======== Data shown ========
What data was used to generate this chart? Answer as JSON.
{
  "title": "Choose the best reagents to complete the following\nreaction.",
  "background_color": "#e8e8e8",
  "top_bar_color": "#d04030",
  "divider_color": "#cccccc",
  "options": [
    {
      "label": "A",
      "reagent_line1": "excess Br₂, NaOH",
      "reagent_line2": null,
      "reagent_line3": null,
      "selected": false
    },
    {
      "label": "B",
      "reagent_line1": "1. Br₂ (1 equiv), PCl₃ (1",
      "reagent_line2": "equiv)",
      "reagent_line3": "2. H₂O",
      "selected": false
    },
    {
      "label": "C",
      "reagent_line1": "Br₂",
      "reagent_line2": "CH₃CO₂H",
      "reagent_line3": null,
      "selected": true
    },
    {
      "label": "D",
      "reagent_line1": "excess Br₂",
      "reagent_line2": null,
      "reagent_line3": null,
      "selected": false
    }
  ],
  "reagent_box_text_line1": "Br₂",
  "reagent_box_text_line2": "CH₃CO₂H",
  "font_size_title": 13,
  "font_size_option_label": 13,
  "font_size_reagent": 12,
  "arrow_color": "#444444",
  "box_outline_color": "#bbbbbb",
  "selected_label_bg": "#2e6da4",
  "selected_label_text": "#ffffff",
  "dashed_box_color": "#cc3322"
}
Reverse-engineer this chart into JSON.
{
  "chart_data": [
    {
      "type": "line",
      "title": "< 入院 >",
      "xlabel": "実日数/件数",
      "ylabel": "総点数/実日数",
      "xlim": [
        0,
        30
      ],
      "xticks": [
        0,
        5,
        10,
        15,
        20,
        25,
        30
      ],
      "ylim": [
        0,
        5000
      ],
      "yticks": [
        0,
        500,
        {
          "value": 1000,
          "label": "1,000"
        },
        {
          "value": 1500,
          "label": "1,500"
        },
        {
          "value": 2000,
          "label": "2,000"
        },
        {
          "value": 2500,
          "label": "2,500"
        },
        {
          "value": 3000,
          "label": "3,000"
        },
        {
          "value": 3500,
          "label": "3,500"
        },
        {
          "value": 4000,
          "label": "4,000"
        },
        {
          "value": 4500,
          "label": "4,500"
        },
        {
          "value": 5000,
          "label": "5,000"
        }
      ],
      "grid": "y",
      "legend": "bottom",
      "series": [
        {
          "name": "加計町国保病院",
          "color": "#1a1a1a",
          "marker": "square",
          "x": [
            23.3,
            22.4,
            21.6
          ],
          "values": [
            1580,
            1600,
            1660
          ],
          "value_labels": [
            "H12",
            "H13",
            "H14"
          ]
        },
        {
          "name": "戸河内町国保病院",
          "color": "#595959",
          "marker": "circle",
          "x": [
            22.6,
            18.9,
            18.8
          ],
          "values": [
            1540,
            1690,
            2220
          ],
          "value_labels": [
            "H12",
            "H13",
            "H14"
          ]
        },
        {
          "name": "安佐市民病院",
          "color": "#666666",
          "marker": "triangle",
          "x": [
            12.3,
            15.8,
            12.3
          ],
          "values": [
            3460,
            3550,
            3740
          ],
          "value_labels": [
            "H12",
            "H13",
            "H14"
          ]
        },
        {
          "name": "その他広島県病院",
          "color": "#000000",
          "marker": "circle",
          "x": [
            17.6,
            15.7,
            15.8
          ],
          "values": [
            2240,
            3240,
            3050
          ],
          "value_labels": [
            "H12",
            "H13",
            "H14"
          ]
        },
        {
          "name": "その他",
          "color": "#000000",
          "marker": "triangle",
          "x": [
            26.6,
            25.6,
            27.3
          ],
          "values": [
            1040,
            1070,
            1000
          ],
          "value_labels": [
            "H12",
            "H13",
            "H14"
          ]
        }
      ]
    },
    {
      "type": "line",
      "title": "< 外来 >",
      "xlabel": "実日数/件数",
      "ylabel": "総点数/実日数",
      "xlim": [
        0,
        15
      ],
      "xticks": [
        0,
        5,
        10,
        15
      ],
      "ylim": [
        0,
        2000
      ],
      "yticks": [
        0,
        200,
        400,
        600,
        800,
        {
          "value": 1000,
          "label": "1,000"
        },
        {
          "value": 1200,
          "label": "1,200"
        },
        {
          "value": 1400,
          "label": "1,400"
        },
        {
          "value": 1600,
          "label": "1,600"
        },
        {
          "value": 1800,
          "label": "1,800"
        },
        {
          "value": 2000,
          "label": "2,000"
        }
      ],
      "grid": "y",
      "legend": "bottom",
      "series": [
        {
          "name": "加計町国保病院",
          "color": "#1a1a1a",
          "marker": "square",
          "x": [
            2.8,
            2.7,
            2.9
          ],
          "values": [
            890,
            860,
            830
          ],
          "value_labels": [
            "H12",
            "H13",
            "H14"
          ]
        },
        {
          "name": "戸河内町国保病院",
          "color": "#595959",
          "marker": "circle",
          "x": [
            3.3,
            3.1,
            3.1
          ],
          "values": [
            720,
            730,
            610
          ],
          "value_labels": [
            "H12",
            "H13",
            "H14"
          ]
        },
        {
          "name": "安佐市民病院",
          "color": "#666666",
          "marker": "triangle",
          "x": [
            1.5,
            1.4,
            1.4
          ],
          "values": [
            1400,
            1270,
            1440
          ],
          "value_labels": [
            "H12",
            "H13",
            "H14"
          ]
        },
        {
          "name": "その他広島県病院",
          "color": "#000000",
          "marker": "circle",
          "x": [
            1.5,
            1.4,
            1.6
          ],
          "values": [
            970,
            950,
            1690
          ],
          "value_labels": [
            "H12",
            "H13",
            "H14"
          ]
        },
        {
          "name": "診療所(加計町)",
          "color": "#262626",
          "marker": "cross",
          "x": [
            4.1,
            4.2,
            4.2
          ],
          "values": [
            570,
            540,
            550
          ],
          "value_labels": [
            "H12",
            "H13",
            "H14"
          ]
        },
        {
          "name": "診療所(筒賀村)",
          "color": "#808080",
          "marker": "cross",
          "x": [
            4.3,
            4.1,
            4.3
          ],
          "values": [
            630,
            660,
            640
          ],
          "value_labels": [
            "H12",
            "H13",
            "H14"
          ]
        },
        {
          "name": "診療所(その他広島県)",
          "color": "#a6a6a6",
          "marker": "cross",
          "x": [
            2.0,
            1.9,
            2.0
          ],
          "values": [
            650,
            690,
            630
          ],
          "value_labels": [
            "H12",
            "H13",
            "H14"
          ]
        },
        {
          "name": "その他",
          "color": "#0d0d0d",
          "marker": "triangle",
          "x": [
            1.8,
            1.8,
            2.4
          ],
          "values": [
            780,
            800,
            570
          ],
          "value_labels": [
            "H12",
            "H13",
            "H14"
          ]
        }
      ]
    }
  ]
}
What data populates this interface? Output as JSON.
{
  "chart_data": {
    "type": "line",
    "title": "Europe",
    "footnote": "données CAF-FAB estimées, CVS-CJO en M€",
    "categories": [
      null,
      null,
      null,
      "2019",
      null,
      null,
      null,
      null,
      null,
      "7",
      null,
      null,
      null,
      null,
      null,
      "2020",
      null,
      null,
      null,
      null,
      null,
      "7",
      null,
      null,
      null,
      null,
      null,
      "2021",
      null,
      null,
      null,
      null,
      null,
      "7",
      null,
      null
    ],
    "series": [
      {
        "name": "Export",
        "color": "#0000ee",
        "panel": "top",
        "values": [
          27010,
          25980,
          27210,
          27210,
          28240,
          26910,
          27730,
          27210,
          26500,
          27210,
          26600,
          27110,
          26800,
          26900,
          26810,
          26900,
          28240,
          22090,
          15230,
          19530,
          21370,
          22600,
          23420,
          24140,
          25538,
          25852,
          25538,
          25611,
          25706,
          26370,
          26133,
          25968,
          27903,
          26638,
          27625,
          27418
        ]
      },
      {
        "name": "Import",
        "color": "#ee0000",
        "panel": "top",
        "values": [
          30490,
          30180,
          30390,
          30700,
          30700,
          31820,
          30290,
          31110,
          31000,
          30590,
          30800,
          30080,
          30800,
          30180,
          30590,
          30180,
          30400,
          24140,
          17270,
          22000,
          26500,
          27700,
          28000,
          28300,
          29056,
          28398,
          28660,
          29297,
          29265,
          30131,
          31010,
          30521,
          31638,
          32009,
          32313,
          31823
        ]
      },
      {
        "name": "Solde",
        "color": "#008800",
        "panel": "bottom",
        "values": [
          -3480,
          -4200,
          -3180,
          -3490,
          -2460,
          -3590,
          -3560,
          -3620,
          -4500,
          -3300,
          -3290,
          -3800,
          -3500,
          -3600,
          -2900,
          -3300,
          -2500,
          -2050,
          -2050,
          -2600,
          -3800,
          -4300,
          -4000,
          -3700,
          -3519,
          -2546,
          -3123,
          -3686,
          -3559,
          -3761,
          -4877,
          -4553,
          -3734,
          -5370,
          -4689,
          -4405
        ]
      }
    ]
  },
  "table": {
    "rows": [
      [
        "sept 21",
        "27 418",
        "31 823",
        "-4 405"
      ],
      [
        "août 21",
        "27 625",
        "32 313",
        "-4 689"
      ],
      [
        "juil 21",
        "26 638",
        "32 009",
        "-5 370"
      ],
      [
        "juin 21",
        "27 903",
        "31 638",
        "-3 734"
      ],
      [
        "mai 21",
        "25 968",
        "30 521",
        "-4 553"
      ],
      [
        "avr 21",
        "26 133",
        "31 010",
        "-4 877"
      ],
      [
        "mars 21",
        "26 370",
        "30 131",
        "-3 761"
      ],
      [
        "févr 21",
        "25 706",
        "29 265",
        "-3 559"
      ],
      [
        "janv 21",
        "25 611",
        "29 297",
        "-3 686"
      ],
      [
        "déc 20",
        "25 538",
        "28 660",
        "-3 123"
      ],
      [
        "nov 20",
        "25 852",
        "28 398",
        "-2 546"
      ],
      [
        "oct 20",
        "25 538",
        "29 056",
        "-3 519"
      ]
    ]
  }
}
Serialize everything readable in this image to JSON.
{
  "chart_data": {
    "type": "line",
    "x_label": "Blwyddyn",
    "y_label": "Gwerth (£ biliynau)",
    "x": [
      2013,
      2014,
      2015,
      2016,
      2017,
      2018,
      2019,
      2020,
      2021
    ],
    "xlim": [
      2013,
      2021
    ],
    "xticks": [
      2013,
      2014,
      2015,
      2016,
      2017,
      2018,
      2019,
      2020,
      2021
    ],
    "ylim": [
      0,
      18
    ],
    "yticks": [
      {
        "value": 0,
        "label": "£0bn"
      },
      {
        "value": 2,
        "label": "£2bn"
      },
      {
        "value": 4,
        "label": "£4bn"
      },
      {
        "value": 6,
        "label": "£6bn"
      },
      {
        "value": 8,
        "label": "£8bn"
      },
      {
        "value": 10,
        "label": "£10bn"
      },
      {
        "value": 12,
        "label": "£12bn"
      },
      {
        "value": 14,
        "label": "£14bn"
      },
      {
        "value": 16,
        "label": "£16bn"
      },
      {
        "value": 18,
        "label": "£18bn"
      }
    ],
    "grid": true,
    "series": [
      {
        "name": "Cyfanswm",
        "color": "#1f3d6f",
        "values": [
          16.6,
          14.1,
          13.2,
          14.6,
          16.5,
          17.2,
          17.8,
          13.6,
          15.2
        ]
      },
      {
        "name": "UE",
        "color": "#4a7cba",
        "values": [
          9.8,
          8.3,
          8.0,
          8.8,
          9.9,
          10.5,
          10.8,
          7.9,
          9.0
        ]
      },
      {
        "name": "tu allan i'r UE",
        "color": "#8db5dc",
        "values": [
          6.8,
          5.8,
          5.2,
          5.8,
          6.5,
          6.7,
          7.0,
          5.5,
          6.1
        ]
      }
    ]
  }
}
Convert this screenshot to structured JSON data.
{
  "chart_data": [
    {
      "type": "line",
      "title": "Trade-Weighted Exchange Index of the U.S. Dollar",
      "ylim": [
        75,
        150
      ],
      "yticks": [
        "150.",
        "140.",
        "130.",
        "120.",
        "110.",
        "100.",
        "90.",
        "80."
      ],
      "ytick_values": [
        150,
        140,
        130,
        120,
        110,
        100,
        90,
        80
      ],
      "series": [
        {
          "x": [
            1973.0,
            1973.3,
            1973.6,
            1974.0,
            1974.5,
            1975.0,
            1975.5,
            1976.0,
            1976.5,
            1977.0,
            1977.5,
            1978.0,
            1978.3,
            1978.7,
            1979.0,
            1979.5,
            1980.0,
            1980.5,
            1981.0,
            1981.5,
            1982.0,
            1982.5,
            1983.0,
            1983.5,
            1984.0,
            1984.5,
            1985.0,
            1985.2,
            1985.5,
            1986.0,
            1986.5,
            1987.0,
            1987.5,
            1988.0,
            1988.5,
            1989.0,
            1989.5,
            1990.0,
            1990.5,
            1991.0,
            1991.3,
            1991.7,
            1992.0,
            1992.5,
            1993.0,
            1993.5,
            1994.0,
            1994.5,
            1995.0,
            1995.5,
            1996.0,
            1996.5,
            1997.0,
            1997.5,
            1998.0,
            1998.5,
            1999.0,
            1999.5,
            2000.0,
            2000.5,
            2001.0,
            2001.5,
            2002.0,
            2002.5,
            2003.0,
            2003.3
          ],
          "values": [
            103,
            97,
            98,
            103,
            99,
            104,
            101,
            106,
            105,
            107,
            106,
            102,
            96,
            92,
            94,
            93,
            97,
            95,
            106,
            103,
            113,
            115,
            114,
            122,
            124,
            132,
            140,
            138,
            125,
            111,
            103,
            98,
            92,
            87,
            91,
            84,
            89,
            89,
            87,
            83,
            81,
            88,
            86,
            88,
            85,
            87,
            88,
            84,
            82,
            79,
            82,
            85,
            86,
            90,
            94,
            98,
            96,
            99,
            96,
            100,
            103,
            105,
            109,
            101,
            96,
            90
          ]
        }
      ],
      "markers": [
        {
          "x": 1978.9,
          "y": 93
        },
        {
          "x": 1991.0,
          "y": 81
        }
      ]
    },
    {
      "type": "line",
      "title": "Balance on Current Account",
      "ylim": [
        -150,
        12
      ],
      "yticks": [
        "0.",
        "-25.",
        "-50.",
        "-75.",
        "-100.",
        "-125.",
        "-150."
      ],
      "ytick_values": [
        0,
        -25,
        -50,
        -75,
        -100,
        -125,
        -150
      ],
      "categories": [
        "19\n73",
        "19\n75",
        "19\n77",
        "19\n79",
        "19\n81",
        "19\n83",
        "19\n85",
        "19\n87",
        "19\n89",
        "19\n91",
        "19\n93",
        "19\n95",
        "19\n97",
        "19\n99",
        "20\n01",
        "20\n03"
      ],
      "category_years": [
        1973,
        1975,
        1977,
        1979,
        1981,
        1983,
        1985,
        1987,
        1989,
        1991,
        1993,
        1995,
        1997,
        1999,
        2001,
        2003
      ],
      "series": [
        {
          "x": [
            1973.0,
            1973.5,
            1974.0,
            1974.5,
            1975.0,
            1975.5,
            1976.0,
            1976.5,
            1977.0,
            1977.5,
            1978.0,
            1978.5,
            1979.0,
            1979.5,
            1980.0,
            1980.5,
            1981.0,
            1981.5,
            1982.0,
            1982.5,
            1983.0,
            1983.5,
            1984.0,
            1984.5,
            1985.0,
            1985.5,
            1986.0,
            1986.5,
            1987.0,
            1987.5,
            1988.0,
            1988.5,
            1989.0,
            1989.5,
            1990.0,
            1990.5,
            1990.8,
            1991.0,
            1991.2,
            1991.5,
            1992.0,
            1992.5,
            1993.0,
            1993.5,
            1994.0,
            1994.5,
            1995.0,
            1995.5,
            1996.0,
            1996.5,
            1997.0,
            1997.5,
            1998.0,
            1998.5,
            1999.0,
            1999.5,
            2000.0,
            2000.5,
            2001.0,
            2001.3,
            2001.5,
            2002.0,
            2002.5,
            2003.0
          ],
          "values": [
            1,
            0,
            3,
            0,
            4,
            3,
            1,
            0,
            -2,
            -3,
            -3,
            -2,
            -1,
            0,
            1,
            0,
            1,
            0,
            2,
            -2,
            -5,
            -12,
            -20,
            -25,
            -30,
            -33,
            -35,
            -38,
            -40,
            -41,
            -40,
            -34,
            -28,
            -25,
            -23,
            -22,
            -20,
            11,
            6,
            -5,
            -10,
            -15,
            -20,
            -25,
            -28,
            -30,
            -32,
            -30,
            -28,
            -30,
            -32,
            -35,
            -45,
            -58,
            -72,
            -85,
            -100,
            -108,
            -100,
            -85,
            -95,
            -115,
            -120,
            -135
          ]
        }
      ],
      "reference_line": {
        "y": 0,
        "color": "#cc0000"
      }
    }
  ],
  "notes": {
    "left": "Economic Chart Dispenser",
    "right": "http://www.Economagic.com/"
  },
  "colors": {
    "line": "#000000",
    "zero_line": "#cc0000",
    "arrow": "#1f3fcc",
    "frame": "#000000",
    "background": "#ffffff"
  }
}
========
**Exercise description**. Show every line above in which the word "What" occurs.

**Completed exercise**.
What data was used to generate this chart? Answer as JSON.
What data populates this interface? Output as JSON.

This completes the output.